** START OF Data shown **

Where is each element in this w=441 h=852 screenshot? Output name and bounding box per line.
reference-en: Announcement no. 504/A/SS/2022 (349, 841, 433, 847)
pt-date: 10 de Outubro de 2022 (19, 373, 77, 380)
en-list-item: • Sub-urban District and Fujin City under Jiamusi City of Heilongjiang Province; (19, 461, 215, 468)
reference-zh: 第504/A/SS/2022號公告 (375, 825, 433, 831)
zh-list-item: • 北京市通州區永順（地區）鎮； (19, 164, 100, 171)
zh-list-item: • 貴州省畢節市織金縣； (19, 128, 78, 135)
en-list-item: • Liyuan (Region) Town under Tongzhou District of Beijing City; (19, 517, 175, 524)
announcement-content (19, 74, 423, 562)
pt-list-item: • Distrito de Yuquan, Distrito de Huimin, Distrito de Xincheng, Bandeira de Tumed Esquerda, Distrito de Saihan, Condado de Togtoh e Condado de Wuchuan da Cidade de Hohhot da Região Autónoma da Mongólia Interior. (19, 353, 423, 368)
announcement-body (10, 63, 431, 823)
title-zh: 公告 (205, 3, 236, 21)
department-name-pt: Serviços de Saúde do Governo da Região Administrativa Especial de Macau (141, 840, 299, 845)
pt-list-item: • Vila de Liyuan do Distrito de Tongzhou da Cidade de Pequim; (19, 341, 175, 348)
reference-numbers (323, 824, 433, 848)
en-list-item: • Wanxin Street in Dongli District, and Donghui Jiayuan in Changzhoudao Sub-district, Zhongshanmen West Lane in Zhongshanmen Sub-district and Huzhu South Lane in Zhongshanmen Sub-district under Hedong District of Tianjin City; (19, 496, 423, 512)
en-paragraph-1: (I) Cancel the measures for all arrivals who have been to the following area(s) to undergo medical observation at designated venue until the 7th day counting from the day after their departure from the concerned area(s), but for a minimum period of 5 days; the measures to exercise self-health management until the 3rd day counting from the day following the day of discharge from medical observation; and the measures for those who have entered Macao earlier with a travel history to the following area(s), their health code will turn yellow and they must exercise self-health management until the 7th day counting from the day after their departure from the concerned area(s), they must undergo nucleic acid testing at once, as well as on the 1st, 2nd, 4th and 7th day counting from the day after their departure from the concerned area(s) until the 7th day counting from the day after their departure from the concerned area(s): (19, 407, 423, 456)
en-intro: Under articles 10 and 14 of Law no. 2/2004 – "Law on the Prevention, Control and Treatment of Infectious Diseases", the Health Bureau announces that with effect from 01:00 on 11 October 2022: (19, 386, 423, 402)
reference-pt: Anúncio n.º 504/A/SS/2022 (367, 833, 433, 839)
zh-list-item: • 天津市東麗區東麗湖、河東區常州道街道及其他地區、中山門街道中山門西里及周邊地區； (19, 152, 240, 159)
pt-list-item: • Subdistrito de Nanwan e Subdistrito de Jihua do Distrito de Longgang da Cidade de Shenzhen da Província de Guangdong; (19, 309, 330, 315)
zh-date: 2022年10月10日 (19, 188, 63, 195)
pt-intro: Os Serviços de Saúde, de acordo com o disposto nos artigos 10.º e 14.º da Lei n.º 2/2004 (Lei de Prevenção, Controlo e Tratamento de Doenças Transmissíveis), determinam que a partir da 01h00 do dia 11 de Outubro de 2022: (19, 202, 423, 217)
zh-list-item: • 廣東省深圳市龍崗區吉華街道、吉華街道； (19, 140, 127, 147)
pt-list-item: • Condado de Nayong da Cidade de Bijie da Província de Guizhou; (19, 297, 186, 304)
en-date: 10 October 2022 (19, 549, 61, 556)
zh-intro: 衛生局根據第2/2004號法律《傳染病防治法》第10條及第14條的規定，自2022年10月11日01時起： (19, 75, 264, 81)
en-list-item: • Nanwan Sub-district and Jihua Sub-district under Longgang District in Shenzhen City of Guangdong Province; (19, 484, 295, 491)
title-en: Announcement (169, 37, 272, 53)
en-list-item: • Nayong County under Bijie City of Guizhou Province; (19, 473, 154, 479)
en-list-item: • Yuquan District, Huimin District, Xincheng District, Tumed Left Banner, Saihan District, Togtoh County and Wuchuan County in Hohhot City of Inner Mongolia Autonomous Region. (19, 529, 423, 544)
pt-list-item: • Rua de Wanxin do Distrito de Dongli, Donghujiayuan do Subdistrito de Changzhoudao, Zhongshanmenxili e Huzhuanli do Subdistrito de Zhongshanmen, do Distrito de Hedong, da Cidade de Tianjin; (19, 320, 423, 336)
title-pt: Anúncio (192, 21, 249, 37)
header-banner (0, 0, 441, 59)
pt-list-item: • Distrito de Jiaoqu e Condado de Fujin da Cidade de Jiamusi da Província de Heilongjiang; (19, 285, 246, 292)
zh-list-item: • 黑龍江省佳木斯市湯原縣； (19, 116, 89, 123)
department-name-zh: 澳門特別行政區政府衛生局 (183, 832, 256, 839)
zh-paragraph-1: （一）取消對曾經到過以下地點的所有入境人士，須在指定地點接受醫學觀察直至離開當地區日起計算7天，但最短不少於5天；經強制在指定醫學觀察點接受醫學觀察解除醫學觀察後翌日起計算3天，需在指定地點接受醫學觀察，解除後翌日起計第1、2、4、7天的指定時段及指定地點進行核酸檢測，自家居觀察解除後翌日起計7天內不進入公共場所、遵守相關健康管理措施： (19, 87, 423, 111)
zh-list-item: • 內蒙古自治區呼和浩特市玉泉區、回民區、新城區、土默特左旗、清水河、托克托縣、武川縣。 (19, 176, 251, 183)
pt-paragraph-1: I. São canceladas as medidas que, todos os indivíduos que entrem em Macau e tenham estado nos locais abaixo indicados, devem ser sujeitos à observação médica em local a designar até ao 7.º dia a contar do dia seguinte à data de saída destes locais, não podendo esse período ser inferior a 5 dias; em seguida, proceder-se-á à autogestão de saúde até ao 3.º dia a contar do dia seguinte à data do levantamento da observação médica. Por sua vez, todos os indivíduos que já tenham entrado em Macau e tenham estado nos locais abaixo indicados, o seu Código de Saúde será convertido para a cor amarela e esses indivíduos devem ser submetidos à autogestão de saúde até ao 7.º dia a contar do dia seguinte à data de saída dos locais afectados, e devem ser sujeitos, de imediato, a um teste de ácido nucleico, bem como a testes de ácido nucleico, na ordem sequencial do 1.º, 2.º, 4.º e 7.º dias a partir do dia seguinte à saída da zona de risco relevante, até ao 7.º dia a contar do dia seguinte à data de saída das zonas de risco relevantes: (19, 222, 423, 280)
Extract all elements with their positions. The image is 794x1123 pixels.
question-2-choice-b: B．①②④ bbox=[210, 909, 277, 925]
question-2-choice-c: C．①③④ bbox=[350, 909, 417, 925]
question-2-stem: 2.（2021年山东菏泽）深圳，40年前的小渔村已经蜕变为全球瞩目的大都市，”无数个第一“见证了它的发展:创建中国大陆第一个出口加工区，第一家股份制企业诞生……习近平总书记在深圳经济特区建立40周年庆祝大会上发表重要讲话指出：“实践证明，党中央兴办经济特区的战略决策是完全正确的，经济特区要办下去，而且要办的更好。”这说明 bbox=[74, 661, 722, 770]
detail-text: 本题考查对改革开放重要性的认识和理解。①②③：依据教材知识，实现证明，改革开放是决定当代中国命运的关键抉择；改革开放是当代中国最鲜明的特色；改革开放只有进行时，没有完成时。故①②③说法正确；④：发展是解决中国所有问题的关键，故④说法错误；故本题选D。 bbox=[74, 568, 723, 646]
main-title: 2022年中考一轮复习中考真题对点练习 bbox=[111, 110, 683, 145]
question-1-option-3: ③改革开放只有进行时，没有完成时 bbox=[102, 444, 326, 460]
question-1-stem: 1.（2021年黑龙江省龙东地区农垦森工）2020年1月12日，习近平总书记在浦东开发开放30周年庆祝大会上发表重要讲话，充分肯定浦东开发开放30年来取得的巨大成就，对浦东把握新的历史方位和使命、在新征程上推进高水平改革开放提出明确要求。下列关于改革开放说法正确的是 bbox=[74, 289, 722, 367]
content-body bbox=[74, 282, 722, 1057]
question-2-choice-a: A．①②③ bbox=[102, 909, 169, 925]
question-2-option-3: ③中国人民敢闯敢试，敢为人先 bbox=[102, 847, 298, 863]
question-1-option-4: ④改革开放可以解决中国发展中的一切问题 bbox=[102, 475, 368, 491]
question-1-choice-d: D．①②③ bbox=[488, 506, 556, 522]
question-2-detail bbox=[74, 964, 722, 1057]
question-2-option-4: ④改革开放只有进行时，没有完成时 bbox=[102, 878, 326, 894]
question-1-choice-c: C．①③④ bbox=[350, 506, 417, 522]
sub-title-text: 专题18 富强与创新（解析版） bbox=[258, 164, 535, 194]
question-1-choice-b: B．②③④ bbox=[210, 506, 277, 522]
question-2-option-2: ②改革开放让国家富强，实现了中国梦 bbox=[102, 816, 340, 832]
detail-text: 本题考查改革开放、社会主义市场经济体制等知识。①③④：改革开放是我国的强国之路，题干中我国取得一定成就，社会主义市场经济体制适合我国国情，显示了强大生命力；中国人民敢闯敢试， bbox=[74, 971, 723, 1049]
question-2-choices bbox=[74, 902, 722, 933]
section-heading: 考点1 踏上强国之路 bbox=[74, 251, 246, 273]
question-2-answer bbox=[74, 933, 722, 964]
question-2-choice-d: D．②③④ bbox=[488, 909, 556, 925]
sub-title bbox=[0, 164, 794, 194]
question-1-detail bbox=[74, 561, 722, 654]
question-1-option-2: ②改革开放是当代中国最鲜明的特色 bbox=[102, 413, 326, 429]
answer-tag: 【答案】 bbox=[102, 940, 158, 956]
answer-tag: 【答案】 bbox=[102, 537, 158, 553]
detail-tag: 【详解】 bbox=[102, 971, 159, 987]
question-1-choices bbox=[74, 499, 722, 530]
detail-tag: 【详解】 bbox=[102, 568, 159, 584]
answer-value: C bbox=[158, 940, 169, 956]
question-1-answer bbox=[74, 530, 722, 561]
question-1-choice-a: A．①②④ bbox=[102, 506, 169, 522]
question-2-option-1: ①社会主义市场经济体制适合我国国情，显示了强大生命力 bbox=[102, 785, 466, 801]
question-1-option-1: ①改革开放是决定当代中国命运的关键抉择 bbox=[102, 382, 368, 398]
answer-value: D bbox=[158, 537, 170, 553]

** END OF Data shown **

**Exercise description:** Update the part of the entries that runs from their start through the line containing "en-list-item: • Wanxin", both ends included, by changing "Heilongjiang" to "Jilin" and leaving everything else unchanged.

**Full output:**
Where is each element in this w=441 h=852 screenshot? Output name and bounding box per line.
reference-en: Announcement no. 504/A/SS/2022 (349, 841, 433, 847)
pt-date: 10 de Outubro de 2022 (19, 373, 77, 380)
en-list-item: • Sub-urban District and Fujin City under Jiamusi City of Jilin Province; (19, 461, 215, 468)
reference-zh: 第504/A/SS/2022號公告 (375, 825, 433, 831)
zh-list-item: • 北京市通州區永順（地區）鎮； (19, 164, 100, 171)
zh-list-item: • 貴州省畢節市織金縣； (19, 128, 78, 135)
en-list-item: • Liyuan (Region) Town under Tongzhou District of Beijing City; (19, 517, 175, 524)
announcement-content (19, 74, 423, 562)
pt-list-item: • Distrito de Yuquan, Distrito de Huimin, Distrito de Xincheng, Bandeira de Tumed Esquerda, Distrito de Saihan, Condado de Togtoh e Condado de Wuchuan da Cidade de Hohhot da Região Autónoma da Mongólia Interior. (19, 353, 423, 368)
announcement-body (10, 63, 431, 823)
title-zh: 公告 (205, 3, 236, 21)
department-name-pt: Serviços de Saúde do Governo da Região Administrativa Especial de Macau (141, 840, 299, 845)
pt-list-item: • Vila de Liyuan do Distrito de Tongzhou da Cidade de Pequim; (19, 341, 175, 348)
reference-numbers (323, 824, 433, 848)
en-list-item: • Wanxin Street in Dongli District, and Donghui Jiayuan in Changzhoudao Sub-district, Zhongshanmen West Lane in Zhongshanmen Sub-district and Huzhu South Lane in Zhongshanmen Sub-district under Hedong District of Tianjin City; (19, 496, 423, 512)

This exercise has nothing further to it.